----- Exercise input

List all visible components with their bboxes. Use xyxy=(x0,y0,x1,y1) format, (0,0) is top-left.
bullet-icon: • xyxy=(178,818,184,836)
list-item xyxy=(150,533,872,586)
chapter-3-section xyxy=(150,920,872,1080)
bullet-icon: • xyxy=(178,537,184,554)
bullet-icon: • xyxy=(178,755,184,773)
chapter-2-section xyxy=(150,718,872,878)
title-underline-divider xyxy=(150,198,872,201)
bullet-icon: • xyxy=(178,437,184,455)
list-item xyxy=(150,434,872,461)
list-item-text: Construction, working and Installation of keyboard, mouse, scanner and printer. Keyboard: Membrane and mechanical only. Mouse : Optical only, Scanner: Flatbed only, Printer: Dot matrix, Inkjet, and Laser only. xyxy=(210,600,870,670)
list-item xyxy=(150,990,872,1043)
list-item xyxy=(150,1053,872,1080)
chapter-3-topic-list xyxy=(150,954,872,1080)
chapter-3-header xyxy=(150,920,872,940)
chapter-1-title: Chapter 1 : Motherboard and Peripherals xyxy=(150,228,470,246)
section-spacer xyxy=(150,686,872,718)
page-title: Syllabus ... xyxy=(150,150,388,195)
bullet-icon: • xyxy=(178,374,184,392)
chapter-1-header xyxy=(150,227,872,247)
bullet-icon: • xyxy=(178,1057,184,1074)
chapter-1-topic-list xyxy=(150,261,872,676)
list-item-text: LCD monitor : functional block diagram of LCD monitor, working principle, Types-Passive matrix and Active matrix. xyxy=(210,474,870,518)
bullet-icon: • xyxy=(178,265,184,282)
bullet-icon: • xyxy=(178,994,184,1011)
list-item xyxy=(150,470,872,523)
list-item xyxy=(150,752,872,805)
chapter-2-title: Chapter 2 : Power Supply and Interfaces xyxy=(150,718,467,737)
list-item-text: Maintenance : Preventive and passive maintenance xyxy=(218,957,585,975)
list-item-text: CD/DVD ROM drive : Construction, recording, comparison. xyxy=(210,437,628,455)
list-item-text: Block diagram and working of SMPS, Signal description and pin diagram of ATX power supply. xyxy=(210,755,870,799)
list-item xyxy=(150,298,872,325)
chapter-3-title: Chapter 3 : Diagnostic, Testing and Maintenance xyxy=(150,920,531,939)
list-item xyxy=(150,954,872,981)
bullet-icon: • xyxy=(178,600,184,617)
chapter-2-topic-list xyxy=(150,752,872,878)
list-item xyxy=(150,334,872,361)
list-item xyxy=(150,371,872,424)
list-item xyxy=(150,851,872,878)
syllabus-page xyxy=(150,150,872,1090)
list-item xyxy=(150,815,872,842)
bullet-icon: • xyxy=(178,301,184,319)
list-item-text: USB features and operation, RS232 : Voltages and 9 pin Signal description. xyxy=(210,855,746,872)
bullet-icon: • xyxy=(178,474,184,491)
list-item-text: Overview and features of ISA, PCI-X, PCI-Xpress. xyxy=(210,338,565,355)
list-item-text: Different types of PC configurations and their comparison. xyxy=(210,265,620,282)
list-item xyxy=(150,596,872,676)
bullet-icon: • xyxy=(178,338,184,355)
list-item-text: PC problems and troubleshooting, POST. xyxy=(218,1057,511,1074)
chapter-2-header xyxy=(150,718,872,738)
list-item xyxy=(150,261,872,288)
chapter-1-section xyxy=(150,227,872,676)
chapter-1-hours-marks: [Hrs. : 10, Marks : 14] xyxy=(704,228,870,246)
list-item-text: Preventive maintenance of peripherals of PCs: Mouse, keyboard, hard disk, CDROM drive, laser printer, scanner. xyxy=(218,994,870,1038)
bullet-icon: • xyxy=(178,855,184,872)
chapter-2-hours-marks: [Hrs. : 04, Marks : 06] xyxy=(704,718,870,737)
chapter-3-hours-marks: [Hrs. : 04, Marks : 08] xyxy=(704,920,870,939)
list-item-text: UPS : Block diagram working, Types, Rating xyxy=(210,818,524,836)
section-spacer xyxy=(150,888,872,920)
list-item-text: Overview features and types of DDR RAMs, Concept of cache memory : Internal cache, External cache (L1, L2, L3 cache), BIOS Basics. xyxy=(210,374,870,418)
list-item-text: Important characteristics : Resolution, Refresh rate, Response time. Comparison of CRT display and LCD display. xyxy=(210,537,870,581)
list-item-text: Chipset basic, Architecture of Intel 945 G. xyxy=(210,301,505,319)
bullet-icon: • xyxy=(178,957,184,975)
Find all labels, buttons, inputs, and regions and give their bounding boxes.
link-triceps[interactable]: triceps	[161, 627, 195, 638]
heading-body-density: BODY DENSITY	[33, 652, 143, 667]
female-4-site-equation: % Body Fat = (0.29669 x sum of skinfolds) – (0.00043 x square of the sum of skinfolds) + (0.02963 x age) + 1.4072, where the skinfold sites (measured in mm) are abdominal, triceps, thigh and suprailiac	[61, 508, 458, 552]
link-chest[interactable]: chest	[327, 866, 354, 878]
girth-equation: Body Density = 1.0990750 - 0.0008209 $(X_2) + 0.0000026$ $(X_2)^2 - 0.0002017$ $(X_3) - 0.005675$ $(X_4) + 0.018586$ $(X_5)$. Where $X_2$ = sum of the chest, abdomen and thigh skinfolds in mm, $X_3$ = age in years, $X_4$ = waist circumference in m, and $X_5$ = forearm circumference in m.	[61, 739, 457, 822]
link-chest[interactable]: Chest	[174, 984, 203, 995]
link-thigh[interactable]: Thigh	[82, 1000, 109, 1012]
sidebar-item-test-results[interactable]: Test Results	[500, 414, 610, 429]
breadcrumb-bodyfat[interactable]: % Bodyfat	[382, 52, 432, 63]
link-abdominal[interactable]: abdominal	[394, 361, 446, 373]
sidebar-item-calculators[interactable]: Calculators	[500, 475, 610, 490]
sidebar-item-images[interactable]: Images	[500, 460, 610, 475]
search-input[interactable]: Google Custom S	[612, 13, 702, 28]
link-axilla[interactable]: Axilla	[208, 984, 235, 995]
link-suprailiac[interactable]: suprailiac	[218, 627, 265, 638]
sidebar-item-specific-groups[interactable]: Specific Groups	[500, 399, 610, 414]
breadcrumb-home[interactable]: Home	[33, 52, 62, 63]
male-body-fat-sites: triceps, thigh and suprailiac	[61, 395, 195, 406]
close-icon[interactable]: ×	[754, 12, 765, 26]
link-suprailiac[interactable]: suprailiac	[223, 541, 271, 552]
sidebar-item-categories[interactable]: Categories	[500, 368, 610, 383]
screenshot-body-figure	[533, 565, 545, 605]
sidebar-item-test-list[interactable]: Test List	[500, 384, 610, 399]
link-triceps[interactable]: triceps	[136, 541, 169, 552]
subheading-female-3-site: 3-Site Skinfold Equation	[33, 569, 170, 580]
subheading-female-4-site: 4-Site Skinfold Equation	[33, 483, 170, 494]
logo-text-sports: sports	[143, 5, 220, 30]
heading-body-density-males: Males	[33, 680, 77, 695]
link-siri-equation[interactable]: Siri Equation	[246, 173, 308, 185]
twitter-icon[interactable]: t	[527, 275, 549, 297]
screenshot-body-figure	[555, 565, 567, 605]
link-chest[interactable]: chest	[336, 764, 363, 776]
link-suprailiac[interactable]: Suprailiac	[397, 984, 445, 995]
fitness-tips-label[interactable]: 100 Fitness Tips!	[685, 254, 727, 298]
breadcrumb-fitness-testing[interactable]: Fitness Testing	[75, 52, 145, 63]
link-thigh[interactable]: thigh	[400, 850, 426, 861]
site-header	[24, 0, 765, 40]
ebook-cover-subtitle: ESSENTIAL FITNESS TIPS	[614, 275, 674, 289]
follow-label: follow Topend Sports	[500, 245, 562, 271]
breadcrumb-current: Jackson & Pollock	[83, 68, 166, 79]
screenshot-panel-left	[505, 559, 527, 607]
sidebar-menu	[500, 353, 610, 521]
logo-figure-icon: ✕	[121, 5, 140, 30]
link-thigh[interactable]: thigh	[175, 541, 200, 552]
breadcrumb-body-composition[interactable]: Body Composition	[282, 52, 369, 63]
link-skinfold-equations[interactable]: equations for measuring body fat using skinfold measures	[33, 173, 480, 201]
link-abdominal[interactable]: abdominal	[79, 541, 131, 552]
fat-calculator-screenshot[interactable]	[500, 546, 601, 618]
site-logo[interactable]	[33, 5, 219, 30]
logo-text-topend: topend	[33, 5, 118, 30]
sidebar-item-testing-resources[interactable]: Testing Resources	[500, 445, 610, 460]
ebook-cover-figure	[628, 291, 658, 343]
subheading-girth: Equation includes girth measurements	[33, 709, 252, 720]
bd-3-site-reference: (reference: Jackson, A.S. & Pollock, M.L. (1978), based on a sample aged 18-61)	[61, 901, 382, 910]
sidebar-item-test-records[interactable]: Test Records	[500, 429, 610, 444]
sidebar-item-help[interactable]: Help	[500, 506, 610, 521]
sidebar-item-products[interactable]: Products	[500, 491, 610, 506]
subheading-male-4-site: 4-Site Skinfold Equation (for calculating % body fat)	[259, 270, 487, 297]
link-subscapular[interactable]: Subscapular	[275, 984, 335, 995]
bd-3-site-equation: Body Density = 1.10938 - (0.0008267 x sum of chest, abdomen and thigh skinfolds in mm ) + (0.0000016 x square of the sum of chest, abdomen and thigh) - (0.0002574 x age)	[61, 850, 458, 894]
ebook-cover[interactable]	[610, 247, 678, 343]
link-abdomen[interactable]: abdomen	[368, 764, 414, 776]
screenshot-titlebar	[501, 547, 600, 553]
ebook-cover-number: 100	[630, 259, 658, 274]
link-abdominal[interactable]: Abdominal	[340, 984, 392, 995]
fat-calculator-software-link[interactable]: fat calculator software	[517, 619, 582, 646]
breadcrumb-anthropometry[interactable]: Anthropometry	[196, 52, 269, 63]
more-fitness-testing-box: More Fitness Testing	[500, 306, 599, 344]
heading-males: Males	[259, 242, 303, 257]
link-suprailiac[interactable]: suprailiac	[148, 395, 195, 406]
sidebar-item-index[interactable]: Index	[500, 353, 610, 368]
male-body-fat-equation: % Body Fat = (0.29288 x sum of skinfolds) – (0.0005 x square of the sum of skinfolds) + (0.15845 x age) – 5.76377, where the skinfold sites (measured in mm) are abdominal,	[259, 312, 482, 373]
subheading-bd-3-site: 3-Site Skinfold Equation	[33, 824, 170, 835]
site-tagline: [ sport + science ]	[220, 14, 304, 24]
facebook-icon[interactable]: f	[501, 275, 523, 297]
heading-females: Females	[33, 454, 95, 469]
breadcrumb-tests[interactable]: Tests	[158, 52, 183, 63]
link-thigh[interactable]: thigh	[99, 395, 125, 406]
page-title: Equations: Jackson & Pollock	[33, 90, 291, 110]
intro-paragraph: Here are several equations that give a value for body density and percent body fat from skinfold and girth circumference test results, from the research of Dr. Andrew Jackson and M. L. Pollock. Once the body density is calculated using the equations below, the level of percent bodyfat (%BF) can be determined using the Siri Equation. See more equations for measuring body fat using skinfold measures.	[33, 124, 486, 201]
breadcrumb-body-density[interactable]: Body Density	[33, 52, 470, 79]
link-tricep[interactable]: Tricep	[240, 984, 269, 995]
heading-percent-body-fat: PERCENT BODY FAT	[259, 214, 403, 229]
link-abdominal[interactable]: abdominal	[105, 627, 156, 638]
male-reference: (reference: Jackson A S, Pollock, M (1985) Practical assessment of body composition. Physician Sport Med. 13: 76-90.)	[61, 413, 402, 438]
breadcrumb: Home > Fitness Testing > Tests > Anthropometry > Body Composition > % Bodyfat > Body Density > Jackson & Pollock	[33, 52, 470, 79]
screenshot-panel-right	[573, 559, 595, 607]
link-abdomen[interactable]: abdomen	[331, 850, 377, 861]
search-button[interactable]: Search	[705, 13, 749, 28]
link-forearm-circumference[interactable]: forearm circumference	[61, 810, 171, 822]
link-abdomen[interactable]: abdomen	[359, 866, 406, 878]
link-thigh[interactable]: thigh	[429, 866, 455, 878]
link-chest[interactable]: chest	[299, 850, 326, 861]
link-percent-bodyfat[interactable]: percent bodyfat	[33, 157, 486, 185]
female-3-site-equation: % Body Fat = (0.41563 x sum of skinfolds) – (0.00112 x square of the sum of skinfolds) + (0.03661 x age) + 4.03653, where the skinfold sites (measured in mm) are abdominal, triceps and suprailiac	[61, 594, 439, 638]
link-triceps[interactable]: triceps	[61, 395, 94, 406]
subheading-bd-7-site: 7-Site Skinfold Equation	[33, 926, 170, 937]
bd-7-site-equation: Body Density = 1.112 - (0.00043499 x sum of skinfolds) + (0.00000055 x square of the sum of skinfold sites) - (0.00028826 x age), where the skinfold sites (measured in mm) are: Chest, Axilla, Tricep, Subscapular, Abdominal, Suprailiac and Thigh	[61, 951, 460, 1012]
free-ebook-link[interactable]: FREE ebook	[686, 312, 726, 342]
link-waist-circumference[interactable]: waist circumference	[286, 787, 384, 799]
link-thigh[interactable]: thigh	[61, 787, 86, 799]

----------

→ **What needs to be done**: Can you edit the records from their first line through the line containing "list-item xyxy=(150,470,872,523)", inclusive, so that "Motherboard" becomes "Mainboard" and nothing else changes? Write out only those lines.

→ **Task answer**:
List all visible components with their bboxes. Use xyxy=(x0,y0,x1,y1) format, (0,0) is top-left.
bullet-icon: • xyxy=(178,818,184,836)
list-item xyxy=(150,533,872,586)
chapter-3-section xyxy=(150,920,872,1080)
bullet-icon: • xyxy=(178,537,184,554)
bullet-icon: • xyxy=(178,755,184,773)
chapter-2-section xyxy=(150,718,872,878)
title-underline-divider xyxy=(150,198,872,201)
bullet-icon: • xyxy=(178,437,184,455)
list-item xyxy=(150,434,872,461)
list-item-text: Construction, working and Installation of keyboard, mouse, scanner and printer. Keyboard: Membrane and mechanical only. Mouse : Optical only, Scanner: Flatbed only, Printer: Dot matrix, Inkjet, and Laser only. xyxy=(210,600,870,670)
list-item xyxy=(150,990,872,1043)
list-item xyxy=(150,1053,872,1080)
chapter-3-topic-list xyxy=(150,954,872,1080)
chapter-3-header xyxy=(150,920,872,940)
chapter-1-title: Chapter 1 : Mainboard and Peripherals xyxy=(150,228,470,246)
section-spacer xyxy=(150,686,872,718)
page-title: Syllabus ... xyxy=(150,150,388,195)
bullet-icon: • xyxy=(178,374,184,392)
chapter-1-header xyxy=(150,227,872,247)
bullet-icon: • xyxy=(178,1057,184,1074)
chapter-1-topic-list xyxy=(150,261,872,676)
list-item-text: LCD monitor : functional block diagram of LCD monitor, working principle, Types-Passive matrix and Active matrix. xyxy=(210,474,870,518)
bullet-icon: • xyxy=(178,265,184,282)
bullet-icon: • xyxy=(178,994,184,1011)
list-item xyxy=(150,470,872,523)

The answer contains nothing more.